→ SOURCE EXTRACT

···

= Krisis (magazine) =

German magazine

Krisis is an anti-political German political magazine and discussion group (Krisis-Gruppe, or Crisis Group) formed in 1986 as a "theoretical forum for a radical critique of capitalist society." Its members (before split) includes Robert Kurz, Roswitha Scholz, Nobert Trenkle, Ernst Lohoff, Achim Bellgart and Franz Schandl.

==History==
The Krisis Group was founded in 1986 in Nuremberg, by German left-wing radical intellectuals and activists influenced by the work of Karl Marx and Theodor Adorno. Its leading members included Robert Kurz, Roswitha Scholz, Ernst Lohoff, Norbert Trenkle and Claus-Peter Ortlieb. The group published the theoretical journal Krisis : Contribution to a Critique of Commodity Society, and the review Marxist Critique. The Krisis Group also organized seminars and debates, and published articles in different European and South American reviews.

==Theory==
In its magazine, the group proposes a critique of contemporary capitalist society based on a fundamental reinterpretation of Marx's analysis of labor, the commodity, value, and money in Das Kapital.

···

→ SET OF TASKS
**1.** Copy out the passage from the Krisis article word for word, starting at "German magazine" and ending at "and Franz Schandl.".
**2.** Answer these questions using the Krisis article.
(a) In which city was the Krisis Group founded?
(b) Besides its theoretical journal, what review did the group publish?
(c) In which work does Marx give the analysis that the group's critique reinterprets?

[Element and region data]

···

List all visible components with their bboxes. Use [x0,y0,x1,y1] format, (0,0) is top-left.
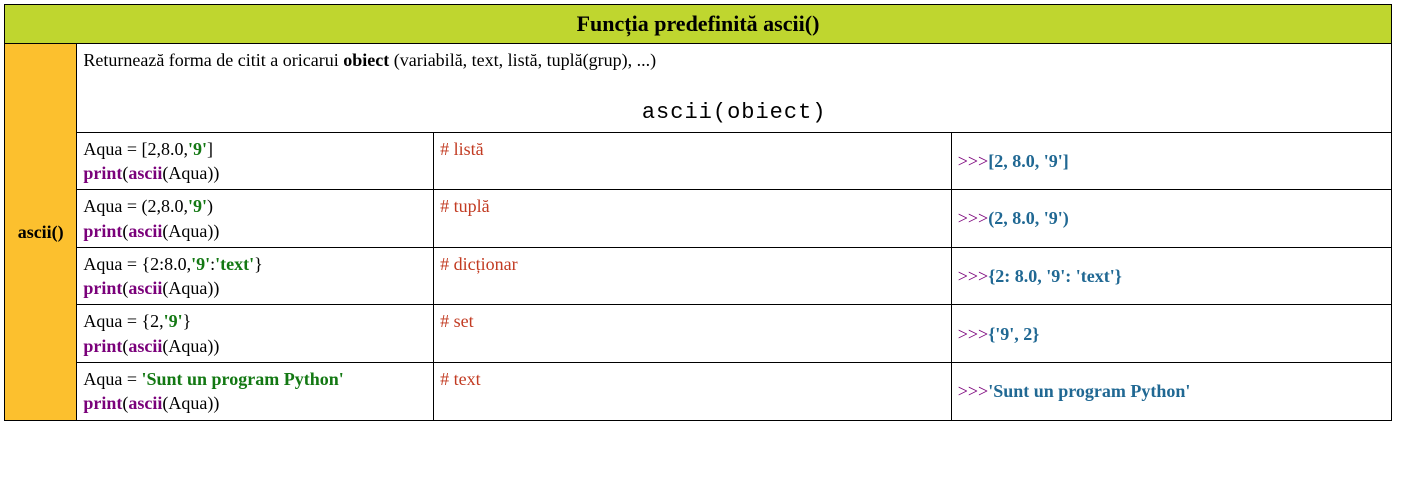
doc-title: Funcția predefinită ascii() [5,5,1392,44]
description-cell: Returnează forma de citit a oricarui obi… [77,43,1392,132]
description-row: ascii() Returnează forma de citit a oric… [5,43,1392,132]
example-row-text: Aqua = 'Sunt un program Python' print(as… [5,363,1392,421]
output-cell: >>>'Sunt un program Python' [951,363,1391,421]
desc-text-before: Returnează forma de citit a oricarui [83,50,343,70]
desc-bold: obiect [343,50,389,70]
fn-ascii: ascii [128,393,162,413]
code-text: Aqua = {2:8.0, [83,254,191,274]
ascii-doc-table: Funcția predefinită ascii() ascii() Retu… [4,4,1392,421]
keyword-print: print [83,393,122,413]
code-text: Aqua = {2, [83,311,163,331]
fn-ascii: ascii [128,221,162,241]
code-cell: Aqua = (2,8.0,'9') print(ascii(Aqua)) [77,190,434,248]
comment: # set [440,311,474,331]
output-value: {'9', 2} [988,324,1039,344]
code-text: ] [207,139,213,159]
example-row-list: Aqua = [2,8.0,'9'] print(ascii(Aqua)) # … [5,132,1392,190]
code-text: Aqua = (2,8.0, [83,196,188,216]
repl-prompt: >>> [958,208,988,228]
comment-cell: # dicționar [434,247,952,305]
repl-prompt: >>> [958,151,988,171]
code-text: Aqua = [2,8.0, [83,139,188,159]
repl-prompt: >>> [958,381,988,401]
fn-ascii: ascii [128,278,162,298]
code-line-assign: Aqua = [2,8.0,'9'] [83,137,427,161]
comment: # tuplă [440,196,490,216]
string-literal: '9' [188,139,207,159]
repl-prompt: >>> [958,324,988,344]
function-name-cell: ascii() [5,43,77,420]
header-row: Funcția predefinită ascii() [5,5,1392,44]
code-cell: Aqua = [2,8.0,'9'] print(ascii(Aqua)) [77,132,434,190]
comment: # text [440,369,481,389]
desc-text-after: (variabilă, text, listă, tuplă(grup), ..… [389,50,656,70]
code-text: Aqua = [83,369,141,389]
output-value: (2, 8.0, '9') [988,208,1069,228]
comment-cell: # listă [434,132,952,190]
comment-cell: # text [434,363,952,421]
output-cell: >>>{'9', 2} [951,305,1391,363]
keyword-print: print [83,221,122,241]
code-cell: Aqua = {2:8.0,'9':'text'} print(ascii(Aq… [77,247,434,305]
code-text: ) [207,196,213,216]
keyword-print: print [83,163,122,183]
repl-prompt: >>> [958,266,988,286]
string-literal: 'text' [215,254,254,274]
keyword-print: print [83,278,122,298]
code-text: } [183,311,192,331]
example-row-dict: Aqua = {2:8.0,'9':'text'} print(ascii(Aq… [5,247,1392,305]
string-literal: '9' [164,311,183,331]
example-row-set: Aqua = {2,'9'} print(ascii(Aqua)) # set … [5,305,1392,363]
output-cell: >>>(2, 8.0, '9') [951,190,1391,248]
code-text: (Aqua)) [162,336,219,356]
string-literal: 'Sunt un program Python' [142,369,344,389]
fn-ascii: ascii [128,336,162,356]
string-literal: '9' [191,254,210,274]
fn-ascii: ascii [128,163,162,183]
comment-cell: # tuplă [434,190,952,248]
string-literal: '9' [188,196,207,216]
code-cell: Aqua = 'Sunt un program Python' print(as… [77,363,434,421]
code-text: (Aqua)) [162,393,219,413]
code-text: } [254,254,263,274]
comment: # listă [440,139,484,159]
output-cell: >>>[2, 8.0, '9'] [951,132,1391,190]
output-value: 'Sunt un program Python' [988,381,1190,401]
output-value: {2: 8.0, '9': 'text'} [988,266,1122,286]
code-cell: Aqua = {2,'9'} print(ascii(Aqua)) [77,305,434,363]
output-cell: >>>{2: 8.0, '9': 'text'} [951,247,1391,305]
code-line-print: print(ascii(Aqua)) [83,161,427,185]
comment: # dicționar [440,254,517,274]
code-text: (Aqua)) [162,278,219,298]
output-value: [2, 8.0, '9'] [988,151,1069,171]
code-text: (Aqua)) [162,163,219,183]
example-row-tuple: Aqua = (2,8.0,'9') print(ascii(Aqua)) # … [5,190,1392,248]
comment-cell: # set [434,305,952,363]
code-text: (Aqua)) [162,221,219,241]
keyword-print: print [83,336,122,356]
syntax-line: ascii(obiect) [83,98,1385,128]
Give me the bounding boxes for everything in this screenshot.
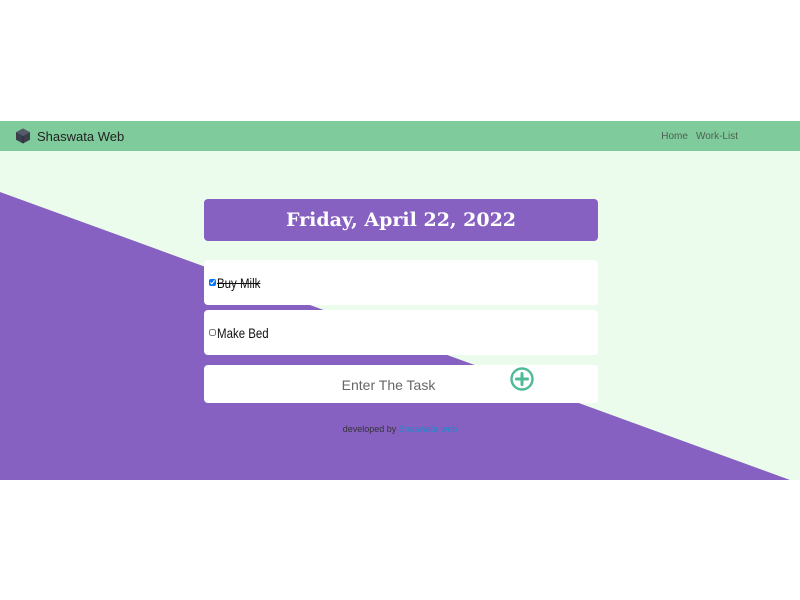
footer: developed by Shaswata web <box>0 424 800 434</box>
date-title: Friday, April 22, 2022 <box>285 209 517 231</box>
footer-link[interactable]: Shaswata web <box>399 424 458 434</box>
brand[interactable]: Shaswata Web <box>15 128 124 144</box>
nav-links: Home Work-List <box>661 121 738 151</box>
date-header: Friday, April 22, 2022 <box>204 199 598 241</box>
task-item: Make Bed <box>204 310 598 355</box>
nav-link-work-list[interactable]: Work-List <box>696 131 738 142</box>
plus-circle-icon <box>510 367 534 391</box>
footer-text: developed by <box>342 424 397 434</box>
task-item: Buy Milk <box>204 260 598 305</box>
task-checkbox-make-bed[interactable] <box>209 329 216 336</box>
task-label-make-bed: Make Bed <box>217 324 269 341</box>
task-checkbox-buy-milk[interactable] <box>209 279 216 286</box>
nav-link-home[interactable]: Home <box>661 131 688 142</box>
brand-name: Shaswata Web <box>37 128 125 144</box>
navbar: Shaswata Web Home Work-List <box>0 121 800 151</box>
add-task-form <box>204 365 598 405</box>
add-task-button[interactable] <box>509 366 535 392</box>
task-label-buy-milk: Buy Milk <box>217 274 261 291</box>
cube-icon <box>15 128 31 144</box>
main-area: Friday, April 22, 2022 Buy Milk Make Bed… <box>0 151 800 480</box>
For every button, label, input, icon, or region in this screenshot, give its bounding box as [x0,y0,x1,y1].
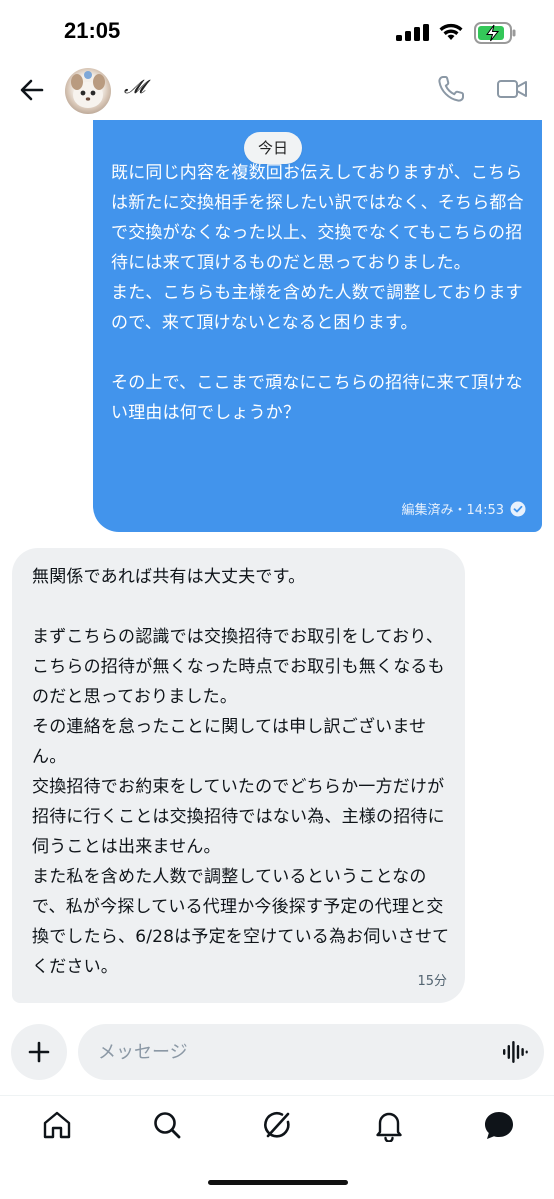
contact-avatar[interactable] [65,68,111,114]
status-bar: 21:05 [0,0,554,58]
video-camera-icon[interactable] [496,75,528,103]
signal-icon [396,24,429,41]
home-icon[interactable] [40,1108,74,1142]
wifi-icon [439,23,463,40]
battery-charging-icon [474,22,516,44]
bell-icon[interactable] [372,1108,406,1142]
avatar-image [71,71,105,108]
voice-wave-icon[interactable] [502,1040,528,1064]
add-attachment-button[interactable] [11,1024,67,1080]
chat-header: 𝓜 [0,58,554,120]
messages-icon[interactable] [482,1108,516,1142]
message-box [78,1024,544,1080]
message-input[interactable] [98,1024,488,1080]
date-divider: 今日 [244,132,303,164]
back-button[interactable] [14,72,50,108]
bottom-navigation [0,1095,554,1199]
phone-icon[interactable] [436,74,466,104]
back-arrow-icon [20,79,44,101]
contact-name[interactable]: 𝓜 [124,76,145,98]
message-timestamp: 15分 [417,974,447,989]
home-indicator [208,1180,348,1185]
search-icon[interactable] [150,1108,184,1142]
message-meta: 編集済み・14:53 [402,499,526,518]
message-text: 既に同じ内容を複数回お伝えしておりますが、こちらは新たに交換相手を探したい訳では… [111,163,524,423]
message-list[interactable]: 既に同じ内容を複数回お伝えしておりますが、こちらは新たに交換相手を探したい訳では… [0,120,554,1010]
message-text: 無関係であれば共有は大丈夫です。 まずこちらの認識では交換招待でお取引をしており… [32,567,450,977]
check-circle-icon [510,501,526,516]
status-time: 21:05 [64,18,121,43]
grok-icon[interactable] [260,1108,294,1142]
outgoing-message-bubble[interactable]: 既に同じ内容を複数回お伝えしておりますが、こちらは新たに交換相手を探したい訳では… [93,120,542,532]
plus-icon [28,1041,50,1063]
message-timestamp: 編集済み・14:53 [401,503,504,518]
incoming-message-bubble[interactable]: 無関係であれば共有は大丈夫です。 まずこちらの認識では交換招待でお取引をしており… [12,548,465,1003]
message-composer [0,1022,554,1084]
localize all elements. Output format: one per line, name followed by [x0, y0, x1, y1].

···

→ ANSWERS GIVEN
**1.**
German magazine

Krisis is an anti-political German political magazine and discussion group (Krisis-Gruppe, or Crisis Group) formed in 1986 as a "theoretical forum for a radical critique of capitalist society." Its members (before split) includes Robert Kurz, Roswitha Scholz, Nobert Trenkle, Ernst Lohoff, Achim Bellgart and Franz Schandl.

**2.**
(a) Nuremberg
(b) Marxist Critique
(c) Das Kapital